-- Written task --
Please reproduce every record, keeping each one exactly as written.

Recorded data
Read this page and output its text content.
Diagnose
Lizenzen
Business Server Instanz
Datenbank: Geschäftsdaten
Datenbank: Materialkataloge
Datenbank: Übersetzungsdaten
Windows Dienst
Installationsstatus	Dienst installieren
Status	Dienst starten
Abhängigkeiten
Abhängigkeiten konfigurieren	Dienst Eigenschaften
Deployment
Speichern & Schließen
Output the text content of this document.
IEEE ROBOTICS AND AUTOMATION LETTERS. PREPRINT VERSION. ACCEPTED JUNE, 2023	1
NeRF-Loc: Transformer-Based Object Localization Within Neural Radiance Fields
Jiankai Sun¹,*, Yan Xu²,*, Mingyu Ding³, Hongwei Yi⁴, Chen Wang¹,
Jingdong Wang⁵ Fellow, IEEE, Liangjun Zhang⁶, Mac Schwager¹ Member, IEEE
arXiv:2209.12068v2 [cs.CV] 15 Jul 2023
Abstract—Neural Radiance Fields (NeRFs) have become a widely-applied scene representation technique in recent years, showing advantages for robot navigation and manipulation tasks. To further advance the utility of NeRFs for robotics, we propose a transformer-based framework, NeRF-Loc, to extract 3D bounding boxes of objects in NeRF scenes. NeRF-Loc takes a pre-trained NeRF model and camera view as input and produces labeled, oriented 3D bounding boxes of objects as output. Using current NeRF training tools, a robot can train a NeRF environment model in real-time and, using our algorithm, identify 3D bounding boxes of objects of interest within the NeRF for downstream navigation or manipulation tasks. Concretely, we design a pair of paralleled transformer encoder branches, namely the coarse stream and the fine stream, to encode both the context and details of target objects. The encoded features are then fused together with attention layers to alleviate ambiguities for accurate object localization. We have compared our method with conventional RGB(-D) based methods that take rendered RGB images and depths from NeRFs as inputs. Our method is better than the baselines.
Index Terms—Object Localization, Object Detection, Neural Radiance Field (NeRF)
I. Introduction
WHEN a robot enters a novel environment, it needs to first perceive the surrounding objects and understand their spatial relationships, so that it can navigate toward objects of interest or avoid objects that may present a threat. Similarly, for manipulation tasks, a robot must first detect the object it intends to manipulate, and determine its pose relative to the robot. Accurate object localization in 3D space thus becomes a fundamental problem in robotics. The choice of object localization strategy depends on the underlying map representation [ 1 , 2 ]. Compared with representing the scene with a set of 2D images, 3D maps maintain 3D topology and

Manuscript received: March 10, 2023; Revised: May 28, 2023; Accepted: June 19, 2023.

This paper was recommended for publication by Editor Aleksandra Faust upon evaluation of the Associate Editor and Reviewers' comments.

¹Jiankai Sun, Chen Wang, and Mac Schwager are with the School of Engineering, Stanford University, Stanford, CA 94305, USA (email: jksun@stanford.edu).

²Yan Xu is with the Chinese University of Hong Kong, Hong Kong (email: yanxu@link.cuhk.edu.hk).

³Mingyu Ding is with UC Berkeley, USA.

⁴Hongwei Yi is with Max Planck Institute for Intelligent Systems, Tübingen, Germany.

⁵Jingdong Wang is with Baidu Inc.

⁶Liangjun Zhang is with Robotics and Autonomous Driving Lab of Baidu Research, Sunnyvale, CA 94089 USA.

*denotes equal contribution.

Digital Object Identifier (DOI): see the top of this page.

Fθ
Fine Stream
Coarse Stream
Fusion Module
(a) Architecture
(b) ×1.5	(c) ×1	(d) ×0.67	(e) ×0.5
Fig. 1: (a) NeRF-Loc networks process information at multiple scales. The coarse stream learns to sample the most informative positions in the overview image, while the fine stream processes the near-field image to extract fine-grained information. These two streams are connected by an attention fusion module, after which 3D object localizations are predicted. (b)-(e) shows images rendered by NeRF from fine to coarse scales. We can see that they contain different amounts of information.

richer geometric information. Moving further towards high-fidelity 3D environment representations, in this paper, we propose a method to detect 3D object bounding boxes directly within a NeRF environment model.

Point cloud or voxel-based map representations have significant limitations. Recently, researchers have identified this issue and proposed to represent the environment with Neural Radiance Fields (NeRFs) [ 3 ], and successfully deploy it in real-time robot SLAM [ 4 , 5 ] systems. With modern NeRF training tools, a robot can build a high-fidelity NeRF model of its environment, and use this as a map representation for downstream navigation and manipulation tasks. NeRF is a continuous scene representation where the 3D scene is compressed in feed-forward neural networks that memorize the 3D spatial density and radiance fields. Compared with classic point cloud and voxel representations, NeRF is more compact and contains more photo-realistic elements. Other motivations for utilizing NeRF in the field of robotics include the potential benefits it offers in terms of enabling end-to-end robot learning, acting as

-- The result --
Read this page and output its text content.
Diagnose
Lizenzen
Business Server Instanz
Datenbank: Geschäftsdaten
Datenbank: Materialkataloge
Datenbank: Übersetzungsdaten
Windows Dienst
Installationsstatus	Dienst installieren
Status	Dienst starten
Abhängigkeiten
Abhängigkeiten konfigurieren	Dienst Eigenschaften
Deployment
Speichern & Schließen
Output the text content of this document.
IEEE ROBOTICS AND AUTOMATION LETTERS. PREPRINT VERSION. ACCEPTED JUNE, 2023	1
NeRF-Loc: Transformer-Based Object Localization Within Neural Radiance Fields
Jiankai Sun¹,*, Yan Xu²,*, Mingyu Ding³, Hongwei Yi⁴, Chen Wang¹,
Jingdong Wang⁵ Fellow, IEEE, Liangjun Zhang⁶, Mac Schwager¹ Member, IEEE
arXiv:2209.12068v2 [cs.CV] 15 Jul 2023
Abstract—Neural Radiance Fields (NeRFs) have become a widely-applied scene representation technique in recent years, showing advantages for robot navigation and manipulation tasks. To further advance the utility of NeRFs for robotics, we propose a transformer-based framework, NeRF-Loc, to extract 3D bounding boxes of objects in NeRF scenes. NeRF-Loc takes a pre-trained NeRF model and camera view as input and produces labeled, oriented 3D bounding boxes of objects as output. Using current NeRF training tools, a robot can train a NeRF environment model in real-time and, using our algorithm, identify 3D bounding boxes of objects of interest within the NeRF for downstream navigation or manipulation tasks. Concretely, we design a pair of paralleled transformer encoder branches, namely the coarse stream and the fine stream, to encode both the context and details of target objects. The encoded features are then fused together with attention layers to alleviate ambiguities for accurate object localization. We have compared our method with conventional RGB(-D) based methods that take rendered RGB images and depths from NeRFs as inputs. Our method is better than the baselines.
Index Terms—Object Localization, Object Detection, Neural Radiance Field (NeRF)
I. Introduction
WHEN a robot enters a novel environment, it needs to first perceive the surrounding objects and understand their spatial relationships, so that it can navigate toward objects of interest or avoid objects that may present a threat. Similarly, for manipulation tasks, a robot must first detect the object it intends to manipulate, and determine its pose relative to the robot. Accurate object localization in 3D space thus becomes a fundamental problem in robotics. The choice of object localization strategy depends on the underlying map representation [ 1 , 2 ]. Compared with representing the scene with a set of 2D images, 3D maps maintain 3D topology and

Manuscript received: March 10, 2023; Revised: May 28, 2023; Accepted: June 19, 2023.

This paper was recommended for publication by Editor Aleksandra Faust upon evaluation of the Associate Editor and Reviewers' comments.

¹Jiankai Sun, Chen Wang, and Mac Schwager are with the School of Engineering, Stanford University, Stanford, CA 94305, USA (email: jksun@stanford.edu).

²Yan Xu is with the Chinese University of Hong Kong, Hong Kong (email: yanxu@link.cuhk.edu.hk).

³Mingyu Ding is with UC Berkeley, USA.

⁴Hongwei Yi is with Max Planck Institute for Intelligent Systems, Tübingen, Germany.

⁵Jingdong Wang is with Baidu Inc.

⁶Liangjun Zhang is with Robotics and Autonomous Driving Lab of Baidu Research, Sunnyvale, CA 94089 USA.

*denotes equal contribution.

Digital Object Identifier (DOI): see the top of this page.

Fθ
Fine Stream
Coarse Stream
Fusion Module
(a) Architecture
(b) ×1.5	(c) ×1	(d) ×0.67	(e) ×0.5
Fig. 1: (a) NeRF-Loc networks process information at multiple scales. The coarse stream learns to sample the most informative positions in the overview image, while the fine stream processes the near-field image to extract fine-grained information. These two streams are connected by an attention fusion module, after which 3D object localizations are predicted. (b)-(e) shows images rendered by NeRF from fine to coarse scales. We can see that they contain different amounts of information.

richer geometric information. Moving further towards high-fidelity 3D environment representations, in this paper, we propose a method to detect 3D object bounding boxes directly within a NeRF environment model.

Point cloud or voxel-based map representations have significant limitations. Recently, researchers have identified this issue and proposed to represent the environment with Neural Radiance Fields (NeRFs) [ 3 ], and successfully deploy it in real-time robot SLAM [ 4 , 5 ] systems. With modern NeRF training tools, a robot can build a high-fidelity NeRF model of its environment, and use this as a map representation for downstream navigation and manipulation tasks. NeRF is a continuous scene representation where the 3D scene is compressed in feed-forward neural networks that memorize the 3D spatial density and radiance fields. Compared with classic point cloud and voxel representations, NeRF is more compact and contains more photo-realistic elements. Other motivations for utilizing NeRF in the field of robotics include the potential benefits it offers in terms of enabling end-to-end robot learning, acting as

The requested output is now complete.